▶ Given information:
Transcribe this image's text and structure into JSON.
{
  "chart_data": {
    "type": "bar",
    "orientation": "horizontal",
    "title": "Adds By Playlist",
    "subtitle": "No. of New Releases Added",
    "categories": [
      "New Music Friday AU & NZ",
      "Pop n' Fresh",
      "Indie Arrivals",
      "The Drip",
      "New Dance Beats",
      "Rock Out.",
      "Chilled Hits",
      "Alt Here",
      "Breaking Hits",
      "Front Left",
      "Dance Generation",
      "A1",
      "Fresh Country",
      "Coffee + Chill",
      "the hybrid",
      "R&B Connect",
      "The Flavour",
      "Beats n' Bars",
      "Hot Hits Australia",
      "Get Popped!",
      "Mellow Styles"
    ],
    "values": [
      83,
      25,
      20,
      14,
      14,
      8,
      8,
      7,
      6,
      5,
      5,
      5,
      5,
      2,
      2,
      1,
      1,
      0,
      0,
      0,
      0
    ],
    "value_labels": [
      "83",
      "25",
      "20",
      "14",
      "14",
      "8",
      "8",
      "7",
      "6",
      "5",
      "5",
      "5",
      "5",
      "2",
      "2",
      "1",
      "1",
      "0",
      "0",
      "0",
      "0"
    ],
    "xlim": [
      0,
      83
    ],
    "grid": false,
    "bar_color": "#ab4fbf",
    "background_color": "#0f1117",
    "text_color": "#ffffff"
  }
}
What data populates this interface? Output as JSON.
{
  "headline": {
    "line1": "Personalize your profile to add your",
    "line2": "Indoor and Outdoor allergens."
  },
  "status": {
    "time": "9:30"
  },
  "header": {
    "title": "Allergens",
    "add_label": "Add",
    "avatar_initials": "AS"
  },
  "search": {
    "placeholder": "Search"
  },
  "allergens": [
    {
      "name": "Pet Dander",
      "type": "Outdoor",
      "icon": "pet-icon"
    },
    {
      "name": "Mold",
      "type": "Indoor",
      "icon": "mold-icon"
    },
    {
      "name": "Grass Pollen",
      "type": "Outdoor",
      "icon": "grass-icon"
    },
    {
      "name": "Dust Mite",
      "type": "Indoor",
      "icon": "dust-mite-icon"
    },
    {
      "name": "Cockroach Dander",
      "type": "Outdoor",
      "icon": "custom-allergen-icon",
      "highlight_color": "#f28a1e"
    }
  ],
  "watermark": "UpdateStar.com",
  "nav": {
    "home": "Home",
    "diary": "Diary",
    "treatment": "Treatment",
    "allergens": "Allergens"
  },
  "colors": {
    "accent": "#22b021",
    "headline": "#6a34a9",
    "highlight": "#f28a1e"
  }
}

▶ Required work: Find the lines that include the string "name", then copy each of them.

▶ Right answer:
      "name": "Pet Dander",
      "name": "Mold",
      "name": "Grass Pollen",
      "name": "Dust Mite",
      "name": "Cockroach Dander",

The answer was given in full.